» **Problem to work on**
Count the lines in the records below that contain the string "star", and give only the number.

═════ Provided data ═════

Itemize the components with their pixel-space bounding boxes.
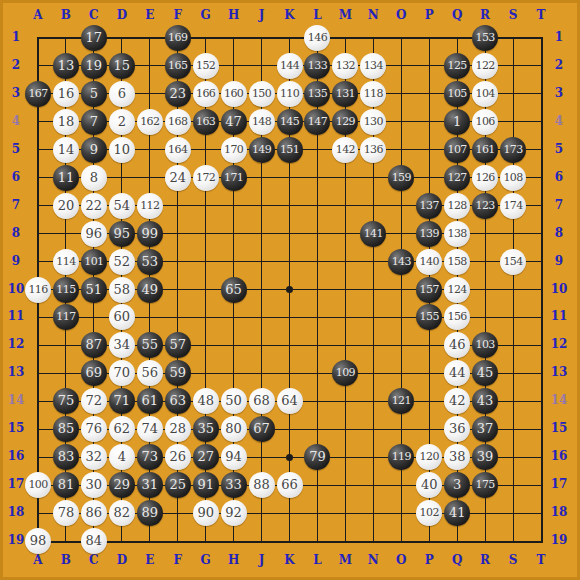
stone-S6-move-108[interactable]: 108 <box>500 165 526 191</box>
star-point-K10 <box>286 286 293 293</box>
stone-K17-move-66[interactable]: 66 <box>277 472 303 498</box>
row-label-left-6: 6 <box>3 170 29 184</box>
row-label-left-9: 9 <box>3 254 29 268</box>
stone-H18-move-92[interactable]: 92 <box>221 500 247 526</box>
col-label-top-M: M <box>335 8 355 22</box>
stone-B18-move-78[interactable]: 78 <box>53 500 79 526</box>
stone-D10-move-58[interactable]: 58 <box>109 277 135 303</box>
stone-F14-move-63[interactable]: 63 <box>165 388 191 414</box>
col-label-bottom-N: N <box>363 553 383 567</box>
stone-R7-move-123[interactable]: 123 <box>472 193 498 219</box>
row-label-right-7: 7 <box>546 198 572 212</box>
stone-F15-move-28[interactable]: 28 <box>165 416 191 442</box>
stone-P9-move-140[interactable]: 140 <box>416 249 442 275</box>
stone-R5-move-161[interactable]: 161 <box>472 137 498 163</box>
col-label-top-F: F <box>168 8 188 22</box>
stone-E8-move-99[interactable]: 99 <box>137 221 163 247</box>
stone-A19-move-98[interactable]: 98 <box>25 528 51 554</box>
stone-A17-move-100[interactable]: 100 <box>25 472 51 498</box>
stone-N5-move-136[interactable]: 136 <box>360 137 386 163</box>
stone-Q9-move-158[interactable]: 158 <box>444 249 470 275</box>
col-label-top-J: J <box>252 8 272 22</box>
stone-E15-move-74[interactable]: 74 <box>137 416 163 442</box>
stone-Q10-move-124[interactable]: 124 <box>444 277 470 303</box>
stone-C16-move-32[interactable]: 32 <box>81 444 107 470</box>
stone-K3-move-110[interactable]: 110 <box>277 81 303 107</box>
stone-F17-move-25[interactable]: 25 <box>165 472 191 498</box>
stone-C14-move-72[interactable]: 72 <box>81 388 107 414</box>
row-label-left-11: 11 <box>3 309 29 323</box>
stone-D2-move-15[interactable]: 15 <box>109 53 135 79</box>
col-label-bottom-A: A <box>28 553 48 567</box>
stone-R3-move-104[interactable]: 104 <box>472 81 498 107</box>
stone-C8-move-96[interactable]: 96 <box>81 221 107 247</box>
stone-F2-move-165[interactable]: 165 <box>165 53 191 79</box>
col-label-bottom-S: S <box>503 553 523 567</box>
row-label-right-1: 1 <box>546 30 572 44</box>
row-label-left-15: 15 <box>3 421 29 435</box>
go-board-screen: AABBCCDDEEFFGGHHJJKKLLMMNNOOPPQQRRSSTT11… <box>0 0 580 580</box>
stone-F16-move-26[interactable]: 26 <box>165 444 191 470</box>
col-label-bottom-P: P <box>419 553 439 567</box>
stone-B2-move-13[interactable]: 13 <box>53 53 79 79</box>
row-label-left-13: 13 <box>3 365 29 379</box>
row-label-left-8: 8 <box>3 226 29 240</box>
stone-Q2-move-125[interactable]: 125 <box>444 53 470 79</box>
stone-J17-move-88[interactable]: 88 <box>249 472 275 498</box>
stone-P10-move-157[interactable]: 157 <box>416 277 442 303</box>
stone-J14-move-68[interactable]: 68 <box>249 388 275 414</box>
stone-F4-move-168[interactable]: 168 <box>165 109 191 135</box>
stone-R6-move-126[interactable]: 126 <box>472 165 498 191</box>
stone-H14-move-50[interactable]: 50 <box>221 388 247 414</box>
stone-P7-move-137[interactable]: 137 <box>416 193 442 219</box>
stone-S7-move-174[interactable]: 174 <box>500 193 526 219</box>
stone-F6-move-24[interactable]: 24 <box>165 165 191 191</box>
stone-E9-move-53[interactable]: 53 <box>137 249 163 275</box>
row-label-right-11: 11 <box>546 309 572 323</box>
row-label-left-16: 16 <box>3 449 29 463</box>
stone-C19-move-84[interactable]: 84 <box>81 528 107 554</box>
stone-D16-move-4[interactable]: 4 <box>109 444 135 470</box>
stone-R1-move-153[interactable]: 153 <box>472 25 498 51</box>
col-label-top-K: K <box>280 8 300 22</box>
stone-G16-move-27[interactable]: 27 <box>193 444 219 470</box>
stone-D9-move-52[interactable]: 52 <box>109 249 135 275</box>
col-label-top-T: T <box>531 8 551 22</box>
stone-H10-move-65[interactable]: 65 <box>221 277 247 303</box>
stone-B4-move-18[interactable]: 18 <box>53 109 79 135</box>
stone-C18-move-86[interactable]: 86 <box>81 500 107 526</box>
col-label-bottom-O: O <box>391 553 411 567</box>
col-label-bottom-G: G <box>196 553 216 567</box>
stone-B9-move-114[interactable]: 114 <box>53 249 79 275</box>
stone-Q8-move-138[interactable]: 138 <box>444 221 470 247</box>
stone-H6-move-171[interactable]: 171 <box>221 165 247 191</box>
stone-D5-move-10[interactable]: 10 <box>109 137 135 163</box>
row-label-right-19: 19 <box>546 533 572 547</box>
col-label-top-S: S <box>503 8 523 22</box>
col-label-bottom-T: T <box>531 553 551 567</box>
stone-S5-move-173[interactable]: 173 <box>500 137 526 163</box>
col-label-bottom-M: M <box>335 553 355 567</box>
stone-S9-move-154[interactable]: 154 <box>500 249 526 275</box>
stone-Q6-move-127[interactable]: 127 <box>444 165 470 191</box>
row-label-right-15: 15 <box>546 421 572 435</box>
col-label-bottom-Q: Q <box>447 553 467 567</box>
col-label-top-N: N <box>363 8 383 22</box>
row-label-right-8: 8 <box>546 226 572 240</box>
row-label-left-1: 1 <box>3 30 29 44</box>
stone-C9-move-101[interactable]: 101 <box>81 249 107 275</box>
stone-D17-move-29[interactable]: 29 <box>109 472 135 498</box>
col-label-bottom-J: J <box>252 553 272 567</box>
col-label-bottom-E: E <box>140 553 160 567</box>
row-label-right-17: 17 <box>546 477 572 491</box>
row-label-left-12: 12 <box>3 337 29 351</box>
stone-E13-move-56[interactable]: 56 <box>137 360 163 386</box>
row-label-left-7: 7 <box>3 198 29 212</box>
stone-J3-move-150[interactable]: 150 <box>249 81 275 107</box>
stone-H4-move-47[interactable]: 47 <box>221 109 247 135</box>
stone-F5-move-164[interactable]: 164 <box>165 137 191 163</box>
col-label-top-L: L <box>307 8 327 22</box>
stone-B10-move-115[interactable]: 115 <box>53 277 79 303</box>
row-label-right-13: 13 <box>546 365 572 379</box>
stone-Q5-move-107[interactable]: 107 <box>444 137 470 163</box>
col-label-top-C: C <box>84 8 104 22</box>
stone-E18-move-89[interactable]: 89 <box>137 500 163 526</box>
stone-P8-move-139[interactable]: 139 <box>416 221 442 247</box>
stone-C4-move-7[interactable]: 7 <box>81 109 107 135</box>
stone-C7-move-22[interactable]: 22 <box>81 193 107 219</box>
stone-D4-move-2[interactable]: 2 <box>109 109 135 135</box>
row-label-right-5: 5 <box>546 142 572 156</box>
col-label-top-R: R <box>475 8 495 22</box>
row-label-left-18: 18 <box>3 505 29 519</box>
stone-E14-move-61[interactable]: 61 <box>137 388 163 414</box>
stone-G14-move-48[interactable]: 48 <box>193 388 219 414</box>
stone-E17-move-31[interactable]: 31 <box>137 472 163 498</box>
stone-Q3-move-105[interactable]: 105 <box>444 81 470 107</box>
stone-J4-move-148[interactable]: 148 <box>249 109 275 135</box>
stone-H16-move-94[interactable]: 94 <box>221 444 247 470</box>
row-label-left-14: 14 <box>3 393 29 407</box>
col-label-top-P: P <box>419 8 439 22</box>
stone-C17-move-30[interactable]: 30 <box>81 472 107 498</box>
stone-R4-move-106[interactable]: 106 <box>472 109 498 135</box>
stone-H3-move-160[interactable]: 160 <box>221 81 247 107</box>
col-label-top-E: E <box>140 8 160 22</box>
stone-A10-move-116[interactable]: 116 <box>25 277 51 303</box>
col-label-top-D: D <box>112 8 132 22</box>
stone-C3-move-5[interactable]: 5 <box>81 81 107 107</box>
row-label-right-6: 6 <box>546 170 572 184</box>
col-label-top-Q: Q <box>447 8 467 22</box>
stone-E12-move-55[interactable]: 55 <box>137 332 163 358</box>
stone-O9-move-143[interactable]: 143 <box>388 249 414 275</box>
stone-D18-move-82[interactable]: 82 <box>109 500 135 526</box>
stone-K5-move-151[interactable]: 151 <box>277 137 303 163</box>
stone-K4-move-145[interactable]: 145 <box>277 109 303 135</box>
row-label-right-16: 16 <box>546 449 572 463</box>
stone-F3-move-23[interactable]: 23 <box>165 81 191 107</box>
row-label-left-4: 4 <box>3 114 29 128</box>
stone-O6-move-159[interactable]: 159 <box>388 165 414 191</box>
col-label-top-H: H <box>224 8 244 22</box>
star-point-K16 <box>286 454 293 461</box>
stone-G3-move-166[interactable]: 166 <box>193 81 219 107</box>
stone-C1-move-17[interactable]: 17 <box>81 25 107 51</box>
stone-B5-move-14[interactable]: 14 <box>53 137 79 163</box>
stone-G6-move-172[interactable]: 172 <box>193 165 219 191</box>
col-label-bottom-D: D <box>112 553 132 567</box>
stone-C6-move-8[interactable]: 8 <box>81 165 107 191</box>
stone-B16-move-83[interactable]: 83 <box>53 444 79 470</box>
row-label-right-14: 14 <box>546 393 572 407</box>
stone-F13-move-59[interactable]: 59 <box>165 360 191 386</box>
stone-N8-move-141[interactable]: 141 <box>360 221 386 247</box>
stone-G4-move-163[interactable]: 163 <box>193 109 219 135</box>
row-label-right-2: 2 <box>546 58 572 72</box>
col-label-top-A: A <box>28 8 48 22</box>
stone-M5-move-142[interactable]: 142 <box>332 137 358 163</box>
stone-Q4-move-1[interactable]: 1 <box>444 109 470 135</box>
col-label-bottom-L: L <box>307 553 327 567</box>
stone-F12-move-57[interactable]: 57 <box>165 332 191 358</box>
col-label-bottom-K: K <box>280 553 300 567</box>
col-label-bottom-F: F <box>168 553 188 567</box>
stone-D14-move-71[interactable]: 71 <box>109 388 135 414</box>
stone-C10-move-51[interactable]: 51 <box>81 277 107 303</box>
row-label-left-2: 2 <box>3 58 29 72</box>
stone-Q7-move-128[interactable]: 128 <box>444 193 470 219</box>
col-label-bottom-C: C <box>84 553 104 567</box>
row-label-right-3: 3 <box>546 86 572 100</box>
stone-D13-move-70[interactable]: 70 <box>109 360 135 386</box>
col-label-bottom-B: B <box>56 553 76 567</box>
col-label-top-B: B <box>56 8 76 22</box>
stone-C5-move-9[interactable]: 9 <box>81 137 107 163</box>
row-label-left-5: 5 <box>3 142 29 156</box>
stone-G15-move-35[interactable]: 35 <box>193 416 219 442</box>
stone-B17-move-81[interactable]: 81 <box>53 472 79 498</box>
row-label-right-12: 12 <box>546 337 572 351</box>
stone-R2-move-122[interactable]: 122 <box>472 53 498 79</box>
stone-N4-move-130[interactable]: 130 <box>360 109 386 135</box>
row-label-right-4: 4 <box>546 114 572 128</box>
row-label-right-18: 18 <box>546 505 572 519</box>
stone-A3-move-167[interactable]: 167 <box>25 81 51 107</box>
stone-K2-move-144[interactable]: 144 <box>277 53 303 79</box>
stone-K14-move-64[interactable]: 64 <box>277 388 303 414</box>
row-label-right-10: 10 <box>546 282 572 296</box>
stone-G2-move-152[interactable]: 152 <box>193 53 219 79</box>
col-label-top-G: G <box>196 8 216 22</box>
stone-G17-move-91[interactable]: 91 <box>193 472 219 498</box>
stone-B15-move-85[interactable]: 85 <box>53 416 79 442</box>
stone-E10-move-49[interactable]: 49 <box>137 277 163 303</box>
col-label-bottom-H: H <box>224 553 244 567</box>
col-label-top-O: O <box>391 8 411 22</box>
col-label-bottom-R: R <box>475 553 495 567</box>
stone-B7-move-20[interactable]: 20 <box>53 193 79 219</box>
stone-D7-move-54[interactable]: 54 <box>109 193 135 219</box>
stone-C2-move-19[interactable]: 19 <box>81 53 107 79</box>
stone-E16-move-73[interactable]: 73 <box>137 444 163 470</box>
stone-J15-move-67[interactable]: 67 <box>249 416 275 442</box>
stone-H15-move-80[interactable]: 80 <box>221 416 247 442</box>
stone-F1-move-169[interactable]: 169 <box>165 25 191 51</box>
stone-C15-move-76[interactable]: 76 <box>81 416 107 442</box>
stone-D3-move-6[interactable]: 6 <box>109 81 135 107</box>
stone-J5-move-149[interactable]: 149 <box>249 137 275 163</box>
stone-B3-move-16[interactable]: 16 <box>53 81 79 107</box>
stone-G18-move-90[interactable]: 90 <box>193 500 219 526</box>
row-label-right-9: 9 <box>546 254 572 268</box>
stone-E4-move-162[interactable]: 162 <box>137 109 163 135</box>
stone-D8-move-95[interactable]: 95 <box>109 221 135 247</box>
stone-H5-move-170[interactable]: 170 <box>221 137 247 163</box>
stone-H17-move-33[interactable]: 33 <box>221 472 247 498</box>
stone-B6-move-11[interactable]: 11 <box>53 165 79 191</box>
stone-D15-move-62[interactable]: 62 <box>109 416 135 442</box>
stone-E7-move-112[interactable]: 112 <box>137 193 163 219</box>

═════

» **Final answer**
2